SHORT EXERCISE: Copy the listing below in full and skip every picture.

— START OF RECORDS FOR THIS EXERCISE —

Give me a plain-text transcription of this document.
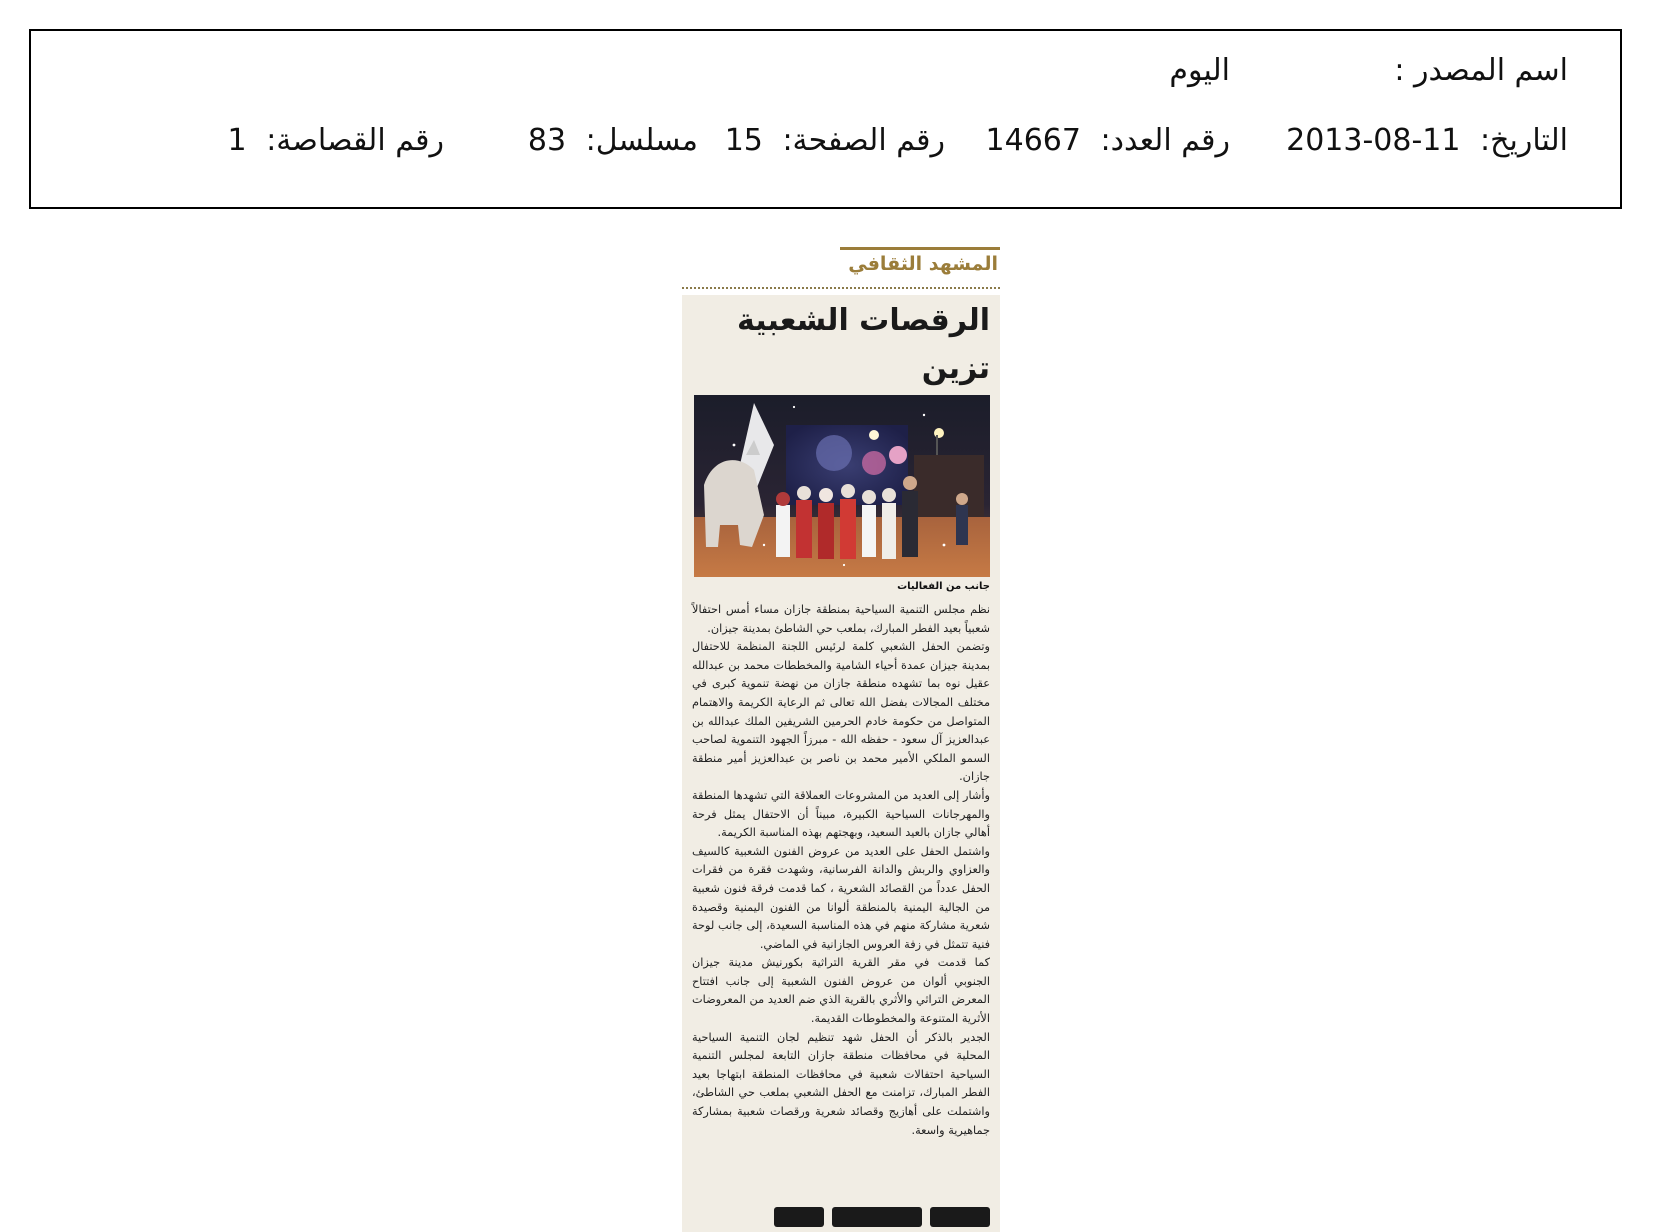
اسم المصدر :
اليوم
التاريخ: 2013-08-11
رقم العدد: 14667
رقم الصفحة: 15
مسلسل: 83
رقم القصاصة: 1
المشهد الثقافي
الرقصات الشعبية تزين
جانب من الفعاليات

نظم مجلس التنمية السياحية بمنطقة جازان مساء أمس احتفالاً شعبياً بعيد الفطر المبارك، بملعب حي الشاطئ بمدينة جيزان.

وتضمن الحفل الشعبي كلمة لرئيس اللجنة المنظمة للاحتفال بمدينة جيزان عمدة أحياء الشامية والمخططات محمد بن عبدالله عقيل نوه بما تشهده منطقة جازان من نهضة تنموية كبرى في مختلف المجالات بفضل الله تعالى ثم الرعاية الكريمة والاهتمام المتواصل من حكومة خادم الحرمين الشريفين الملك عبدالله بن عبدالعزيز آل سعود - حفظه الله - مبرزاً الجهود التنموية لصاحب السمو الملكي الأمير محمد بن ناصر بن عبدالعزيز أمير منطقة جازان.

وأشار إلى العديد من المشروعات العملاقة التي تشهدها المنطقة والمهرجانات السياحية الكبيرة، مبيناً أن الاحتفال يمثل فرحة أهالي جازان بالعيد السعيد، وبهجتهم بهذه المناسبة الكريمة.

واشتمل الحفل على العديد من عروض الفنون الشعبية كالسيف والعزاوي والربش والدانة الفرسانية، وشهدت فقرة من فقرات الحفل عدداً من القصائد الشعرية ، كما قدمت فرقة فنون شعبية من الجالية اليمنية بالمنطقة ألوانا من الفنون اليمنية وقصيدة شعرية مشاركة منهم في هذه المناسبة السعيدة، إلى جانب لوحة فنية تتمثل في زفة العروس الجازانية في الماضي.

كما قدمت في مقر القرية التراثية بكورنيش مدينة جيزان الجنوبي ألوان من عروض الفنون الشعبية إلى جانب افتتاح المعرض التراثي والأثري بالقرية الذي ضم العديد من المعروضات الأثرية المتنوعة والمخطوطات القديمة.

الجدير بالذكر أن الحفل شهد تنظيم لجان التنمية السياحية المحلية في محافظات منطقة جازان التابعة لمجلس التنمية السياحية احتفالات شعبية في محافظات المنطقة ابتهاجا بعيد الفطر المبارك، تزامنت مع الحفل الشعبي بملعب حي الشاطئ، واشتملت على أهازيج وقصائد شعرية ورقصات شعبية بمشاركة جماهيرية واسعة.
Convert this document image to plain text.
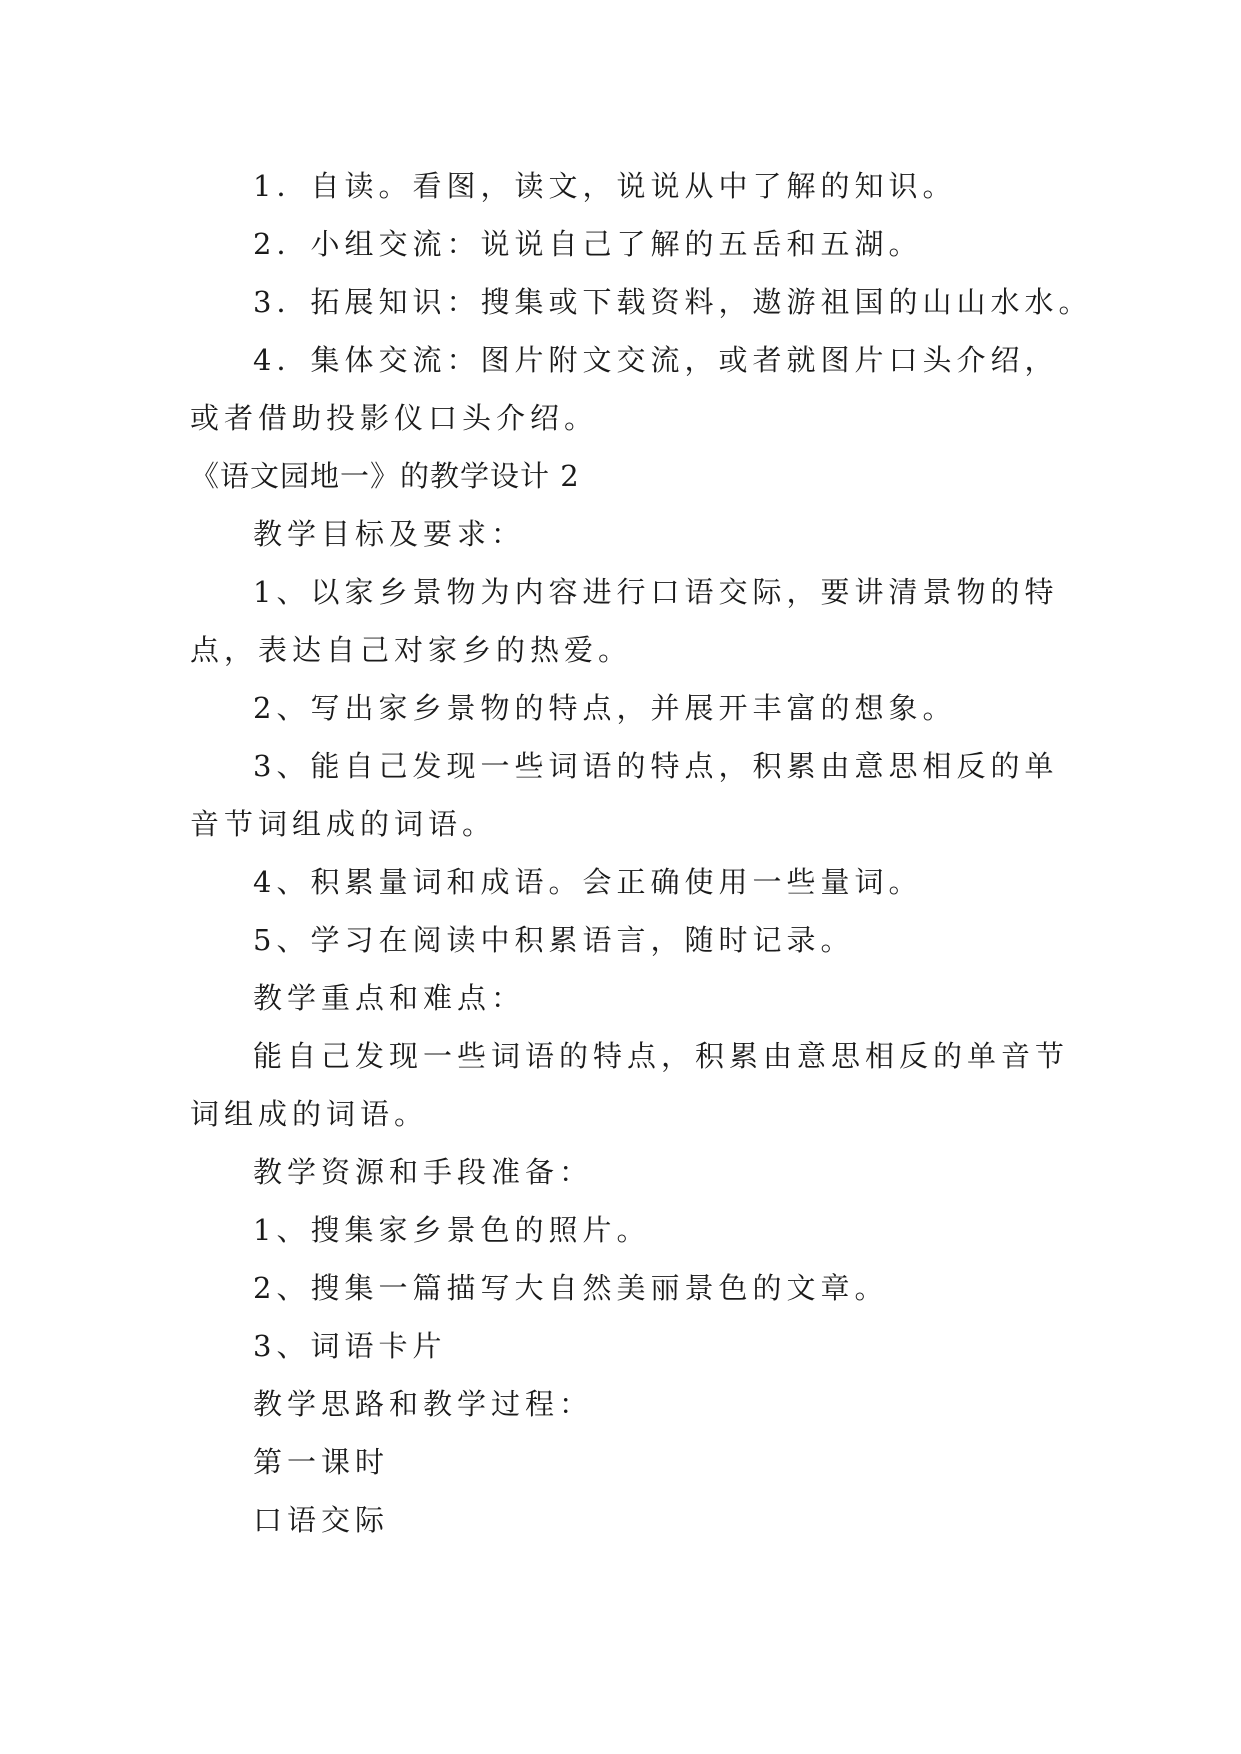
1．自读。看图，读文，说说从中了解的知识。
2．小组交流：说说自己了解的五岳和五湖。
3．拓展知识：搜集或下载资料，遨游祖国的山山水水。
4．集体交流：图片附文交流，或者就图片口头介绍，
或者借助投影仪口头介绍。
《语文园地一》的教学设计 2
教学目标及要求：
1、以家乡景物为内容进行口语交际，要讲清景物的特
点，表达自己对家乡的热爱。
2、写出家乡景物的特点，并展开丰富的想象。
3、能自己发现一些词语的特点，积累由意思相反的单
音节词组成的词语。
4、积累量词和成语。会正确使用一些量词。
5、学习在阅读中积累语言，随时记录。
教学重点和难点：
能自己发现一些词语的特点，积累由意思相反的单音节
词组成的词语。
教学资源和手段准备：
1、搜集家乡景色的照片。
2、搜集一篇描写大自然美丽景色的文章。
3、词语卡片
教学思路和教学过程：
第一课时
口语交际
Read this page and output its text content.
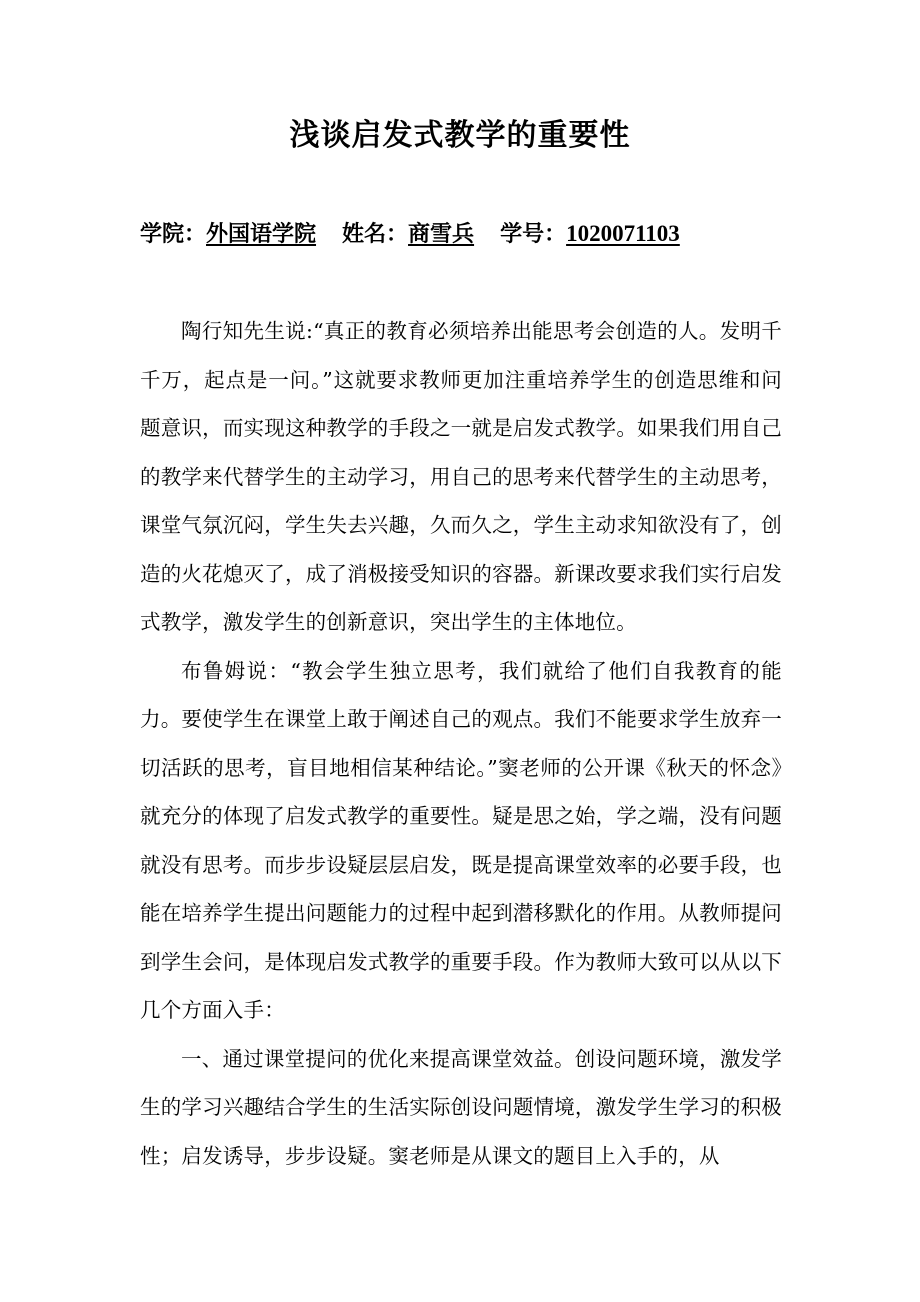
浅谈启发式教学的重要性
学院：外国语学院 姓名：商雪兵 学号：1020071103

陶行知先生说:“真正的教育必须培养出能思考会创造的人。发明千千万，起点是一问。”这就要求教师更加注重培养学生的创造思维和问题意识，而实现这种教学的手段之一就是启发式教学。如果我们用自己的教学来代替学生的主动学习，用自己的思考来代替学生的主动思考，课堂气氛沉闷，学生失去兴趣，久而久之，学生主动求知欲没有了，创造的火花熄灭了，成了消极接受知识的容器。新课改要求我们实行启发式教学，激发学生的创新意识，突出学生的主体地位。

布鲁姆说：“教会学生独立思考，我们就给了他们自我教育的能力。要使学生在课堂上敢于阐述自己的观点。我们不能要求学生放弃一切活跃的思考，盲目地相信某种结论。”窦老师的公开课《秋天的怀念》就充分的体现了启发式教学的重要性。疑是思之始，学之端，没有问题就没有思考。而步步设疑层层启发，既是提高课堂效率的必要手段，也能在培养学生提出问题能力的过程中起到潜移默化的作用。从教师提问到学生会问，是体现启发式教学的重要手段。作为教师大致可以从以下几个方面入手：

一、通过课堂提问的优化来提高课堂效益。创设问题环境，激发学生的学习兴趣结合学生的生活实际创设问题情境，激发学生学习的积极性；启发诱导，步步设疑。窦老师是从课文的题目上入手的，从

— END OF RECORDS FOR THIS EXERCISE —

FINISHED EXERCISE:
Give me a plain-text transcription of this document.
اسم المصدر :
اليوم
التاريخ: 2013-08-11
رقم العدد: 14667
رقم الصفحة: 15
مسلسل: 83
رقم القصاصة: 1
المشهد الثقافي
الرقصات الشعبية تزين
جانب من الفعاليات

نظم مجلس التنمية السياحية بمنطقة جازان مساء أمس احتفالاً شعبياً بعيد الفطر المبارك، بملعب حي الشاطئ بمدينة جيزان.

وتضمن الحفل الشعبي كلمة لرئيس اللجنة المنظمة للاحتفال بمدينة جيزان عمدة أحياء الشامية والمخططات محمد بن عبدالله عقيل نوه بما تشهده منطقة جازان من نهضة تنموية كبرى في مختلف المجالات بفضل الله تعالى ثم الرعاية الكريمة والاهتمام المتواصل من حكومة خادم الحرمين الشريفين الملك عبدالله بن عبدالعزيز آل سعود - حفظه الله - مبرزاً الجهود التنموية لصاحب السمو الملكي الأمير محمد بن ناصر بن عبدالعزيز أمير منطقة جازان.

وأشار إلى العديد من المشروعات العملاقة التي تشهدها المنطقة والمهرجانات السياحية الكبيرة، مبيناً أن الاحتفال يمثل فرحة أهالي جازان بالعيد السعيد، وبهجتهم بهذه المناسبة الكريمة.

واشتمل الحفل على العديد من عروض الفنون الشعبية كالسيف والعزاوي والربش والدانة الفرسانية، وشهدت فقرة من فقرات الحفل عدداً من القصائد الشعرية ، كما قدمت فرقة فنون شعبية من الجالية اليمنية بالمنطقة ألوانا من الفنون اليمنية وقصيدة شعرية مشاركة منهم في هذه المناسبة السعيدة، إلى جانب لوحة فنية تتمثل في زفة العروس الجازانية في الماضي.

كما قدمت في مقر القرية التراثية بكورنيش مدينة جيزان الجنوبي ألوان من عروض الفنون الشعبية إلى جانب افتتاح المعرض التراثي والأثري بالقرية الذي ضم العديد من المعروضات الأثرية المتنوعة والمخطوطات القديمة.

الجدير بالذكر أن الحفل شهد تنظيم لجان التنمية السياحية المحلية في محافظات منطقة جازان التابعة لمجلس التنمية السياحية احتفالات شعبية في محافظات المنطقة ابتهاجا بعيد الفطر المبارك، تزامنت مع الحفل الشعبي بملعب حي الشاطئ، واشتملت على أهازيج وقصائد شعرية ورقصات شعبية بمشاركة جماهيرية واسعة.
Convert this document image to plain text.
1．自读。看图，读文，说说从中了解的知识。
2．小组交流：说说自己了解的五岳和五湖。
3．拓展知识：搜集或下载资料，遨游祖国的山山水水。
4．集体交流：图片附文交流，或者就图片口头介绍，
或者借助投影仪口头介绍。
《语文园地一》的教学设计 2
教学目标及要求：
1、以家乡景物为内容进行口语交际，要讲清景物的特
点，表达自己对家乡的热爱。
2、写出家乡景物的特点，并展开丰富的想象。
3、能自己发现一些词语的特点，积累由意思相反的单
音节词组成的词语。
4、积累量词和成语。会正确使用一些量词。
5、学习在阅读中积累语言，随时记录。
教学重点和难点：
能自己发现一些词语的特点，积累由意思相反的单音节
词组成的词语。
教学资源和手段准备：
1、搜集家乡景色的照片。
2、搜集一篇描写大自然美丽景色的文章。
3、词语卡片
教学思路和教学过程：
第一课时
口语交际
Read this page and output its text content.
浅谈启发式教学的重要性
学院：外国语学院 姓名：商雪兵 学号：1020071103

陶行知先生说:“真正的教育必须培养出能思考会创造的人。发明千千万，起点是一问。”这就要求教师更加注重培养学生的创造思维和问题意识，而实现这种教学的手段之一就是启发式教学。如果我们用自己的教学来代替学生的主动学习，用自己的思考来代替学生的主动思考，课堂气氛沉闷，学生失去兴趣，久而久之，学生主动求知欲没有了，创造的火花熄灭了，成了消极接受知识的容器。新课改要求我们实行启发式教学，激发学生的创新意识，突出学生的主体地位。

布鲁姆说：“教会学生独立思考，我们就给了他们自我教育的能力。要使学生在课堂上敢于阐述自己的观点。我们不能要求学生放弃一切活跃的思考，盲目地相信某种结论。”窦老师的公开课《秋天的怀念》就充分的体现了启发式教学的重要性。疑是思之始，学之端，没有问题就没有思考。而步步设疑层层启发，既是提高课堂效率的必要手段，也能在培养学生提出问题能力的过程中起到潜移默化的作用。从教师提问到学生会问，是体现启发式教学的重要手段。作为教师大致可以从以下几个方面入手：

一、通过课堂提问的优化来提高课堂效益。创设问题环境，激发学生的学习兴趣结合学生的生活实际创设问题情境，激发学生学习的积极性；启发诱导，步步设疑。窦老师是从课文的题目上入手的，从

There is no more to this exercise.